[start THE DATA]
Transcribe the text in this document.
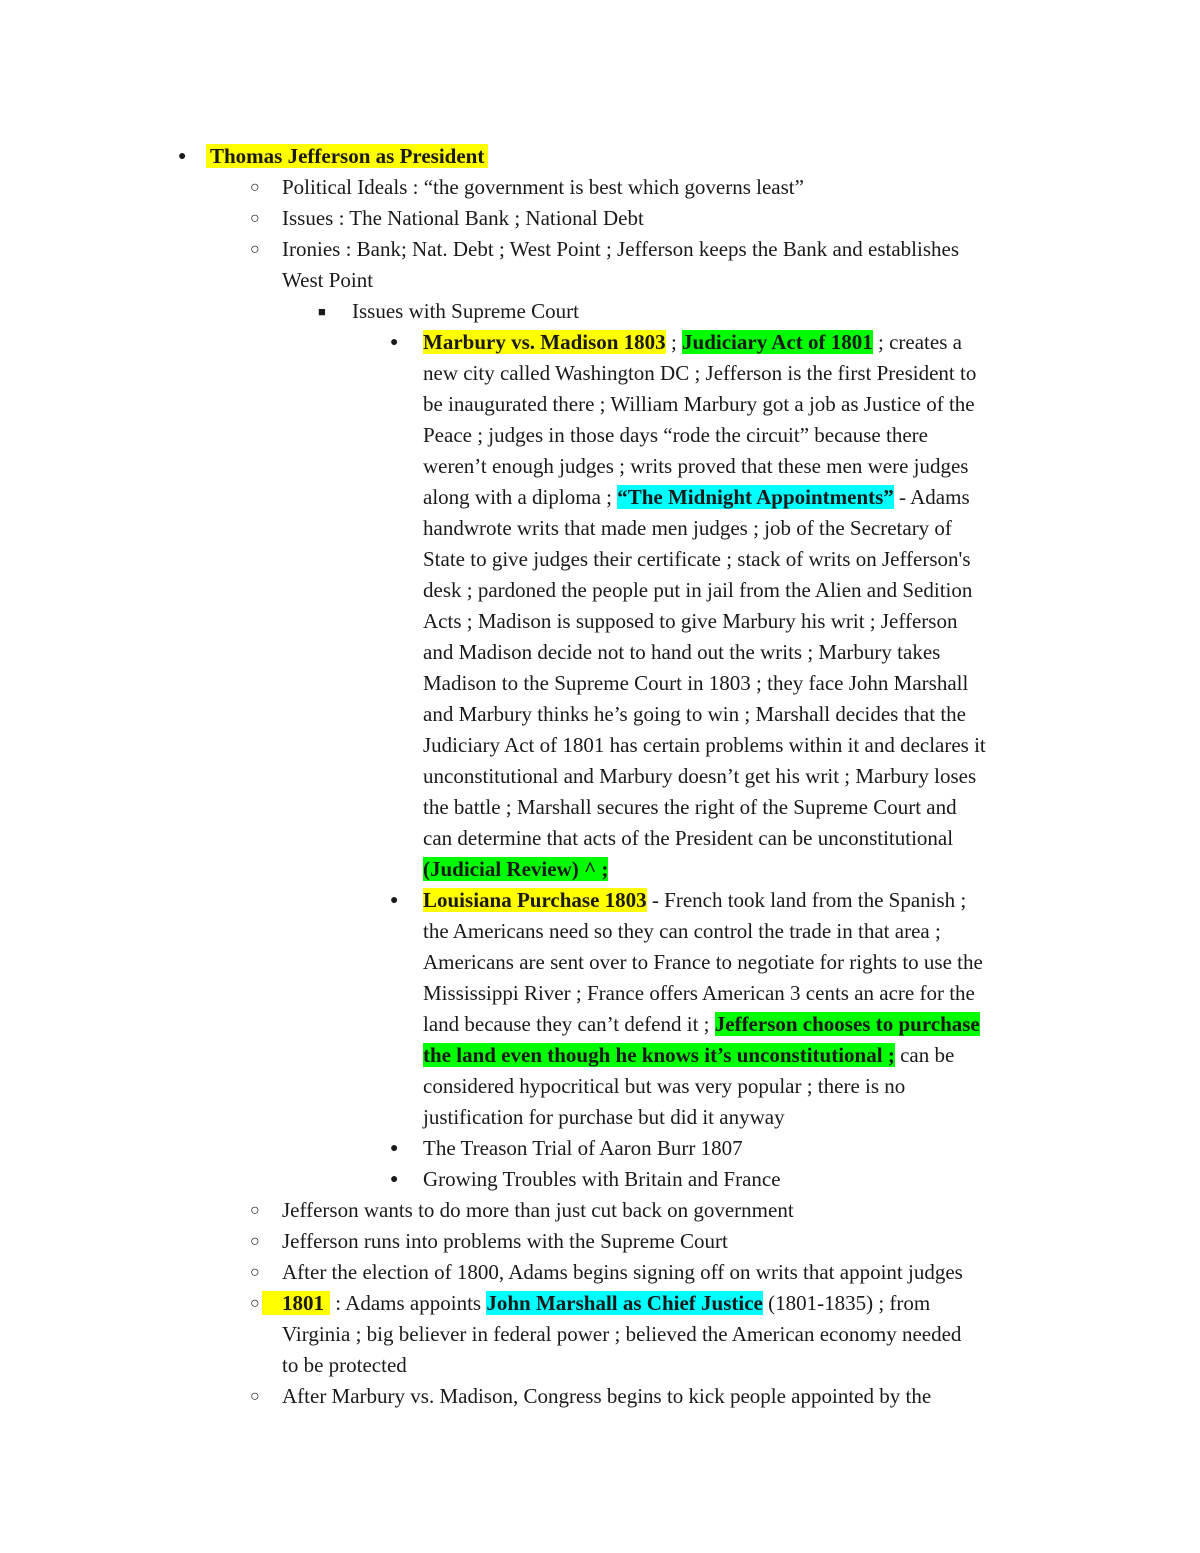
● Thomas Jefferson as President
○ Political Ideals : “the government is best which governs least”
○ Issues : The National Bank ; National Debt
○ Ironies : Bank; Nat. Debt ; West Point ; Jefferson keeps the Bank and establishes
West Point
■ Issues with Supreme Court
● Marbury vs. Madison 1803 ; Judiciary Act of 1801 ; creates a
new city called Washington DC ; Jefferson is the first President to
be inaugurated there ; William Marbury got a job as Justice of the
Peace ; judges in those days “rode the circuit” because there
weren’t enough judges ; writs proved that these men were judges
along with a diploma ; “The Midnight Appointments” - Adams
handwrote writs that made men judges ; job of the Secretary of
State to give judges their certificate ; stack of writs on Jefferson's
desk ; pardoned the people put in jail from the Alien and Sedition
Acts ; Madison is supposed to give Marbury his writ ; Jefferson
and Madison decide not to hand out the writs ; Marbury takes
Madison to the Supreme Court in 1803 ; they face John Marshall
and Marbury thinks he’s going to win ; Marshall decides that the
Judiciary Act of 1801 has certain problems within it and declares it
unconstitutional and Marbury doesn’t get his writ ; Marbury loses
the battle ; Marshall secures the right of the Supreme Court and
can determine that acts of the President can be unconstitutional
(Judicial Review) ^ ;
● Louisiana Purchase 1803 - French took land from the Spanish ;
the Americans need so they can control the trade in that area ;
Americans are sent over to France to negotiate for rights to use the
Mississippi River ; France offers American 3 cents an acre for the
land because they can’t defend it ; Jefferson chooses to purchase
the land even though he knows it’s unconstitutional ; can be
considered hypocritical but was very popular ; there is no
justification for purchase but did it anyway
● The Treason Trial of Aaron Burr 1807
● Growing Troubles with Britain and France
○ Jefferson wants to do more than just cut back on government
○ Jefferson runs into problems with the Supreme Court
○ After the election of 1800, Adams begins signing off on writs that appoint judges
○	1801 : Adams appoints John Marshall as Chief Justice (1801-1835) ; from
Virginia ; big believer in federal power ; believed the American economy needed
to be protected
○ After Marbury vs. Madison, Congress begins to kick people appointed by the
[end THE DATA]
:: SET TASK ::
Copy each line exactly, and leave the pictures out of your copy.

:: TASK ANSWER ::
Transcribe the text in this document.
● Thomas Jefferson as President
○ Political Ideals : “the government is best which governs least”
○ Issues : The National Bank ; National Debt
○ Ironies : Bank; Nat. Debt ; West Point ; Jefferson keeps the Bank and establishes
West Point
■ Issues with Supreme Court
● Marbury vs. Madison 1803 ; Judiciary Act of 1801 ; creates a
new city called Washington DC ; Jefferson is the first President to
be inaugurated there ; William Marbury got a job as Justice of the
Peace ; judges in those days “rode the circuit” because there
weren’t enough judges ; writs proved that these men were judges
along with a diploma ; “The Midnight Appointments” - Adams
handwrote writs that made men judges ; job of the Secretary of
State to give judges their certificate ; stack of writs on Jefferson's
desk ; pardoned the people put in jail from the Alien and Sedition
Acts ; Madison is supposed to give Marbury his writ ; Jefferson
and Madison decide not to hand out the writs ; Marbury takes
Madison to the Supreme Court in 1803 ; they face John Marshall
and Marbury thinks he’s going to win ; Marshall decides that the
Judiciary Act of 1801 has certain problems within it and declares it
unconstitutional and Marbury doesn’t get his writ ; Marbury loses
the battle ; Marshall secures the right of the Supreme Court and
can determine that acts of the President can be unconstitutional
(Judicial Review) ^ ;
● Louisiana Purchase 1803 - French took land from the Spanish ;
the Americans need so they can control the trade in that area ;
Americans are sent over to France to negotiate for rights to use the
Mississippi River ; France offers American 3 cents an acre for the
land because they can’t defend it ; Jefferson chooses to purchase
the land even though he knows it’s unconstitutional ; can be
considered hypocritical but was very popular ; there is no
justification for purchase but did it anyway
● The Treason Trial of Aaron Burr 1807
● Growing Troubles with Britain and France
○ Jefferson wants to do more than just cut back on government
○ Jefferson runs into problems with the Supreme Court
○ After the election of 1800, Adams begins signing off on writs that appoint judges
○	1801 : Adams appoints John Marshall as Chief Justice (1801-1835) ; from
Virginia ; big believer in federal power ; believed the American economy needed
to be protected
○ After Marbury vs. Madison, Congress begins to kick people appointed by the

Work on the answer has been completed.